# Aim of the task:
The answer is one number: how many lines hold the string "attached".

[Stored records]
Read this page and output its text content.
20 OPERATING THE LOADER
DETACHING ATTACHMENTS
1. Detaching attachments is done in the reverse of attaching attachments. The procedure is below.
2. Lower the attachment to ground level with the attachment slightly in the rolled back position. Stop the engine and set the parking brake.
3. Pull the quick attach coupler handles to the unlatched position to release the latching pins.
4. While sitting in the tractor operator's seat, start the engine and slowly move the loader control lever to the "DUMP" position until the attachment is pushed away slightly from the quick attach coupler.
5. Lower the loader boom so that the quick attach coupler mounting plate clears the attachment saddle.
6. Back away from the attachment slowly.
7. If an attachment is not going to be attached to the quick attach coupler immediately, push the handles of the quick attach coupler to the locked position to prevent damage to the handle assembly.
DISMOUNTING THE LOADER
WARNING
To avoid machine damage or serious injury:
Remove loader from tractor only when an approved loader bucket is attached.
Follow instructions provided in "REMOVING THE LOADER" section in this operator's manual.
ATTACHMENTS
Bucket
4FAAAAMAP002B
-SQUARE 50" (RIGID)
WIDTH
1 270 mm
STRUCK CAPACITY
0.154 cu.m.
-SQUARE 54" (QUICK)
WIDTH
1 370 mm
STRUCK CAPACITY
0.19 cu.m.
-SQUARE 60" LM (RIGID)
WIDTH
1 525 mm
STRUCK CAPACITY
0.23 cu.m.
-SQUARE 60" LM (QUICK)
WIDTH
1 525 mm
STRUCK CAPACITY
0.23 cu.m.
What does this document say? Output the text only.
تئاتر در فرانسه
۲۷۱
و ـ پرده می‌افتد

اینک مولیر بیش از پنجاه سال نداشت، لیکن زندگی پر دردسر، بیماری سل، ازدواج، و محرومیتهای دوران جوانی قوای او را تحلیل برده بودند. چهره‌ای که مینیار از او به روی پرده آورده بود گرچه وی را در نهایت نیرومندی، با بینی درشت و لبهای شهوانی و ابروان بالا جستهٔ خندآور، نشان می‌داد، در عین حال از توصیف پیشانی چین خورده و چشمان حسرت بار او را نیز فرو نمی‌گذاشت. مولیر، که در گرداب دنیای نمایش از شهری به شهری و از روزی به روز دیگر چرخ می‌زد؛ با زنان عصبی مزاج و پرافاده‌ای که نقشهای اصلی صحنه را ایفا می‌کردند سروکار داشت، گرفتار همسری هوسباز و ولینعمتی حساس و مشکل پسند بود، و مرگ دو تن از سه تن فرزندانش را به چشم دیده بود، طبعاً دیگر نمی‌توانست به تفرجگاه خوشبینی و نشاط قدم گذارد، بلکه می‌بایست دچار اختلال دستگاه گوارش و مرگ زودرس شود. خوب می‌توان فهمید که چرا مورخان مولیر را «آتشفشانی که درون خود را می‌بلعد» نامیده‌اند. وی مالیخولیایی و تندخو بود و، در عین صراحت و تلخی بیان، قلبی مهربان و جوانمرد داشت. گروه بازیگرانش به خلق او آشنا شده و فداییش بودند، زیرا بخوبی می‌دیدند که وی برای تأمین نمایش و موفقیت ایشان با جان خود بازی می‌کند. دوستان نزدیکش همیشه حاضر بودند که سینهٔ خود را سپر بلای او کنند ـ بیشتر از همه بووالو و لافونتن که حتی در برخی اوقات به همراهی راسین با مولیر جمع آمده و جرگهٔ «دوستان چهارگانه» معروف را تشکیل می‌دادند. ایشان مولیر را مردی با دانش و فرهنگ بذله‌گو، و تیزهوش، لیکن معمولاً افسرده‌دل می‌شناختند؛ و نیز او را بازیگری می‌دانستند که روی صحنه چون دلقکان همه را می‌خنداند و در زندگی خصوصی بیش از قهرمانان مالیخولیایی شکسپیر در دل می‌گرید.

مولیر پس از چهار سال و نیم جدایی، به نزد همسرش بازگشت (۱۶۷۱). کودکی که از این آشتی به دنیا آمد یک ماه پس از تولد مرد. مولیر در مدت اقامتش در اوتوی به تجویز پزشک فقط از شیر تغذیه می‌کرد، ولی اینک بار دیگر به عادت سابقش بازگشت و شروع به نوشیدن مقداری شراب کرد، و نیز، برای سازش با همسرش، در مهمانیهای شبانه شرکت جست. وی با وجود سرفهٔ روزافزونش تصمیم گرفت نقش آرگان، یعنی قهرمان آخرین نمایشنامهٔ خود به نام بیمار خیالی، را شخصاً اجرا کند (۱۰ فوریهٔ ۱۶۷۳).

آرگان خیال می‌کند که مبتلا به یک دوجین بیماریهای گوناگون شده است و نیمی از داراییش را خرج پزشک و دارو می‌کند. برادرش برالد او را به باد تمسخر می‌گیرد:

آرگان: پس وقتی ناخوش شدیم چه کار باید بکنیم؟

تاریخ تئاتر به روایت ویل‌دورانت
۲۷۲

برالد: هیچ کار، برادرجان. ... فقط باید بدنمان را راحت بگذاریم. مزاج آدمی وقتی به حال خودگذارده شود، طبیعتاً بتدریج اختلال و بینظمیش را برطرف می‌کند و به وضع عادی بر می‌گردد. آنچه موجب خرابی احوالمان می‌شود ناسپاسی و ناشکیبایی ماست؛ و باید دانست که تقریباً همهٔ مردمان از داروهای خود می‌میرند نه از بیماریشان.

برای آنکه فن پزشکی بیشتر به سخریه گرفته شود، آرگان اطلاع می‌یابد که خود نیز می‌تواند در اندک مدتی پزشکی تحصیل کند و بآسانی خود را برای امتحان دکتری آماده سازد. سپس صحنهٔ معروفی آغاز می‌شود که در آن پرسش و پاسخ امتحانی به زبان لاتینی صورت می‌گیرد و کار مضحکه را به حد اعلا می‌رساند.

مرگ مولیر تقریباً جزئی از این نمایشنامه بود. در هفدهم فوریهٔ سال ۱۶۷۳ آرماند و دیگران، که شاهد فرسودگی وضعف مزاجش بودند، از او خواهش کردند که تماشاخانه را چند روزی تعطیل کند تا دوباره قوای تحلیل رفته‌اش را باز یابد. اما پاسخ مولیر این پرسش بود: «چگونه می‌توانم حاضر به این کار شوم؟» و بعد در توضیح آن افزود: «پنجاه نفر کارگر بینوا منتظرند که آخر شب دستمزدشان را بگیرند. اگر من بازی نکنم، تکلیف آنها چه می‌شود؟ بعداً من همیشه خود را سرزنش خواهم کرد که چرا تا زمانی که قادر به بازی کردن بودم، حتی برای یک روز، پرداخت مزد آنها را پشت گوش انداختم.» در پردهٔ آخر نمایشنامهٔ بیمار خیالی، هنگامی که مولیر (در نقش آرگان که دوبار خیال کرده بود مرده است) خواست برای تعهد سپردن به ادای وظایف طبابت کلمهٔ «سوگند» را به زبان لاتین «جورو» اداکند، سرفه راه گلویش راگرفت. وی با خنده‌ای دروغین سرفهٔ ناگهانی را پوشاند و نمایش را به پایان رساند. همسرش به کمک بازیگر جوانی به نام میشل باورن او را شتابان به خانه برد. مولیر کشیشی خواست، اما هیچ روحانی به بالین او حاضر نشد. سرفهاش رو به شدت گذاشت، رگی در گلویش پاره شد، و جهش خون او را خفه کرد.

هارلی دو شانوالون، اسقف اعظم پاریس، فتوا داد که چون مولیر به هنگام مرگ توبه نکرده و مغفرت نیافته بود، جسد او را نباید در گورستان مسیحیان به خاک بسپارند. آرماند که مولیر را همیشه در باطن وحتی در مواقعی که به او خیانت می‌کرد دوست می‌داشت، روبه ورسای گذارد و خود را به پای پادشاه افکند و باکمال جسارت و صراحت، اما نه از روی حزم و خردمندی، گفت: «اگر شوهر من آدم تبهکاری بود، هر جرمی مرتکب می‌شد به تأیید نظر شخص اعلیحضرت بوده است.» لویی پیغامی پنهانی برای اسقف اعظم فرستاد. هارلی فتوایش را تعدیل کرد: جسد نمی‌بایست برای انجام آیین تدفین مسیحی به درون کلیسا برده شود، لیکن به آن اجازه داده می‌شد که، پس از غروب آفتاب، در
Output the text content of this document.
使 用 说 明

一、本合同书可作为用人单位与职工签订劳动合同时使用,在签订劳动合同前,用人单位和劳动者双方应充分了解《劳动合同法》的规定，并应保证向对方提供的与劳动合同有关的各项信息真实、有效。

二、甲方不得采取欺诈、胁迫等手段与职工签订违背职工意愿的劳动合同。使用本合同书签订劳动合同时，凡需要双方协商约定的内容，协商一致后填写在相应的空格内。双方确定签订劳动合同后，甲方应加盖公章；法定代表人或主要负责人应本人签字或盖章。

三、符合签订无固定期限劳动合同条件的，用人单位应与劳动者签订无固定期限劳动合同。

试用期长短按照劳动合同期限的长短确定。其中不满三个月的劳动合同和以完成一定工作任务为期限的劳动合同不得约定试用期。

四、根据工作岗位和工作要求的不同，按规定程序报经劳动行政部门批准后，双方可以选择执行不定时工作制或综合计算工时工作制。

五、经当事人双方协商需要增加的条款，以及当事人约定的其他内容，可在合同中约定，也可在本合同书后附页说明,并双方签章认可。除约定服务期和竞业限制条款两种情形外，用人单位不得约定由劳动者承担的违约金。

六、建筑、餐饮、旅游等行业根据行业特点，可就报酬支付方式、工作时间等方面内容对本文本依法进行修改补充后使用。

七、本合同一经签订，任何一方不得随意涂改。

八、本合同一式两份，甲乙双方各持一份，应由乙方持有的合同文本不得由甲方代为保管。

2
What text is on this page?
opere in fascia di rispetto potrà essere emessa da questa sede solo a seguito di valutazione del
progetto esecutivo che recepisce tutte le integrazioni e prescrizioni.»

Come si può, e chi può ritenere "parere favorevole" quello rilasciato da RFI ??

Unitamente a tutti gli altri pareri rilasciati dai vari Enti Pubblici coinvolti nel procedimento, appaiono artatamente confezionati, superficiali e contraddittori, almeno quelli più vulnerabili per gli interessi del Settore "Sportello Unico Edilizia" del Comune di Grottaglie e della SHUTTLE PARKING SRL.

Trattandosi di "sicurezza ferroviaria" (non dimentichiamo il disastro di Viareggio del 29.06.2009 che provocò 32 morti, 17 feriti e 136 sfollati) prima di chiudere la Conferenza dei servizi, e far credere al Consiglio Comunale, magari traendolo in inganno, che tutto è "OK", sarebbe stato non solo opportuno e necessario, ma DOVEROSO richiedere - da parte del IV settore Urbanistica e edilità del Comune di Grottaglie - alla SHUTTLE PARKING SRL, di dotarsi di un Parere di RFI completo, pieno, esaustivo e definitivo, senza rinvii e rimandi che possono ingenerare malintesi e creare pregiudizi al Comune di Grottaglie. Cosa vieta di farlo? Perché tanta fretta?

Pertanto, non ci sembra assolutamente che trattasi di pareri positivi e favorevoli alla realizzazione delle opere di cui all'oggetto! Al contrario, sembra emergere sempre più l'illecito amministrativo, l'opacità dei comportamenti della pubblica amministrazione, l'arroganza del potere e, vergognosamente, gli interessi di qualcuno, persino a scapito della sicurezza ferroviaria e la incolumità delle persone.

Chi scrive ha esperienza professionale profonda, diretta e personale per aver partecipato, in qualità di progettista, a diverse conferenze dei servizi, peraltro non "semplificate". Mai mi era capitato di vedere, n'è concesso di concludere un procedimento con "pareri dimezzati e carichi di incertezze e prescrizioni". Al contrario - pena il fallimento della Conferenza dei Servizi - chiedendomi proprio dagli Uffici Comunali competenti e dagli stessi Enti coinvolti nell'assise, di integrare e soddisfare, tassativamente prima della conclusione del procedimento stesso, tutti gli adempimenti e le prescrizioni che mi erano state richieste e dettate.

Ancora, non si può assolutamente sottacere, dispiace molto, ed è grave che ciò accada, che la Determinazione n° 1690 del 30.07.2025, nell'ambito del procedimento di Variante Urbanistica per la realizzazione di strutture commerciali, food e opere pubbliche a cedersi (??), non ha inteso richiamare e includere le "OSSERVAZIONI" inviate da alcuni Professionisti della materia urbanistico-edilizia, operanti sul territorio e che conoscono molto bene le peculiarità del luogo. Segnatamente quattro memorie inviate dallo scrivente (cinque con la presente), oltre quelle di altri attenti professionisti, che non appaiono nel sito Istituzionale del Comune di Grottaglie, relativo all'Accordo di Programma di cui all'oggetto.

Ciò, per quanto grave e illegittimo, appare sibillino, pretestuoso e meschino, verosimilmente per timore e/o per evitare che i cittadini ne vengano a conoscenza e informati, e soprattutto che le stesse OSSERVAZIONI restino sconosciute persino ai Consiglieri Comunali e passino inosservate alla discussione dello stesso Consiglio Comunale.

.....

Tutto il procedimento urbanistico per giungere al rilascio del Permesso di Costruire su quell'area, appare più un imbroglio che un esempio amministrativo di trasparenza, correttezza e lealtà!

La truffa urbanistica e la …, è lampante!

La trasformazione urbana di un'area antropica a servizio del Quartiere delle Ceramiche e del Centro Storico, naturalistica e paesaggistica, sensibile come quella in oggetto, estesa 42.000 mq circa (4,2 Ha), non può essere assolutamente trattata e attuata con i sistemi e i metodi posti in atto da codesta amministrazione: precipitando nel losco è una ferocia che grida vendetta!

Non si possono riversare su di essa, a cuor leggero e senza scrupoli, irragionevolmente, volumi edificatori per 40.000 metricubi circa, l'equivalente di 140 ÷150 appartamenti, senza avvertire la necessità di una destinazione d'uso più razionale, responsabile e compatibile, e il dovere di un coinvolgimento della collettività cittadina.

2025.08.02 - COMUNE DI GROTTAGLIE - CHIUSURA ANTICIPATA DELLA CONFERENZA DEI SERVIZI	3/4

# Task answer:
2